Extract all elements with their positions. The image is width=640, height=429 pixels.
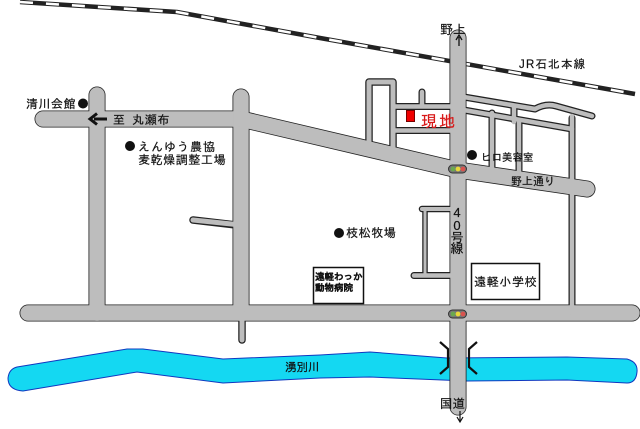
label: to Maruseppu: 丸瀬布 — [132, 113, 170, 127]
label: Route 40: 0 — [453, 218, 461, 233]
arrow: to Maruseppu — [90, 114, 107, 124]
signal: lower crossing — [448, 310, 466, 318]
label: national road: 国道 — [440, 397, 466, 411]
landmark: Kiyokawa hall: 清川会館 — [26, 97, 76, 111]
building: animal hospital: 動物病院 — [315, 282, 354, 294]
arrow: north — [456, 35, 462, 46]
building: elementary school — [472, 264, 540, 300]
building: animal hospital — [314, 268, 364, 304]
label: Nogami street: 野上通り — [511, 176, 555, 188]
label: Nogami: 野上 — [440, 22, 466, 37]
arrow: south — [457, 411, 463, 422]
label: JR line: JR石北本線 — [519, 58, 586, 71]
building: animal hospital: 遠軽わっか — [315, 271, 363, 283]
label: Yubetsu river: 湧別川 — [285, 361, 320, 374]
landmark: Engaru agricultural cooperative — [125, 140, 226, 167]
label: Route 40: 線 — [450, 241, 464, 256]
label: Route 40: 4 — [453, 205, 461, 220]
landmark: Engaru agricultural cooperative: 麦乾燥調整工場 — [138, 153, 226, 167]
railway: JR Sekihoku line — [20, 2, 635, 94]
building: elementary school: 遠軽小学校 — [474, 275, 538, 289]
site label: 現地 — [421, 114, 457, 131]
label: Route 40: 号 — [450, 230, 464, 245]
bridge — [440, 342, 477, 374]
site marker — [406, 110, 414, 122]
landmark: Hiro beauty salon — [467, 150, 534, 164]
label: to Maruseppu: 至 — [113, 113, 125, 127]
landmark: Edamatsu ranch: 枝松牧場 — [346, 226, 396, 240]
label: Route 40 — [450, 205, 464, 256]
signal: upper crossing — [448, 165, 466, 173]
landmark: Engaru agricultural cooperative: えんゆう農協 — [138, 140, 216, 154]
landmark: Hiro beauty salon: ヒロ美容室 — [481, 152, 534, 164]
river — [8, 349, 637, 391]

= TASK INSTRUCTIONS =
Copy out all the material above, swapping "animal hospital" for "vet clinic" and changing nothing else. Leave the picture out of your answer.

= ANSWER IN FULL =
Extract all elements with their positions. The image is width=640, height=429 pixels.
label: to Maruseppu: 丸瀬布 — [132, 113, 170, 127]
label: Route 40: 0 — [453, 218, 461, 233]
arrow: to Maruseppu — [90, 114, 107, 124]
signal: lower crossing — [448, 310, 466, 318]
label: national road: 国道 — [440, 397, 466, 411]
landmark: Kiyokawa hall: 清川会館 — [26, 97, 76, 111]
building: vet clinic: 動物病院 — [315, 282, 354, 294]
arrow: north — [456, 35, 462, 46]
building: elementary school — [472, 264, 540, 300]
building: vet clinic — [314, 268, 364, 304]
label: Nogami street: 野上通り — [511, 176, 555, 188]
label: Nogami: 野上 — [440, 22, 466, 37]
arrow: south — [457, 411, 463, 422]
label: JR line: JR石北本線 — [519, 58, 586, 71]
building: vet clinic: 遠軽わっか — [315, 271, 363, 283]
label: Yubetsu river: 湧別川 — [285, 361, 320, 374]
landmark: Engaru agricultural cooperative — [125, 140, 226, 167]
label: Route 40: 線 — [450, 241, 464, 256]
label: Route 40: 4 — [453, 205, 461, 220]
landmark: Engaru agricultural cooperative: 麦乾燥調整工場 — [138, 153, 226, 167]
railway: JR Sekihoku line — [20, 2, 635, 94]
building: elementary school: 遠軽小学校 — [474, 275, 538, 289]
site label: 現地 — [421, 114, 457, 131]
label: Route 40: 号 — [450, 230, 464, 245]
bridge — [440, 342, 477, 374]
site marker — [406, 110, 414, 122]
landmark: Hiro beauty salon — [467, 150, 534, 164]
label: to Maruseppu: 至 — [113, 113, 125, 127]
landmark: Edamatsu ranch: 枝松牧場 — [346, 226, 396, 240]
label: Route 40 — [450, 205, 464, 256]
signal: upper crossing — [448, 165, 466, 173]
landmark: Engaru agricultural cooperative: えんゆう農協 — [138, 140, 216, 154]
landmark: Hiro beauty salon: ヒロ美容室 — [481, 152, 534, 164]
river — [8, 349, 637, 391]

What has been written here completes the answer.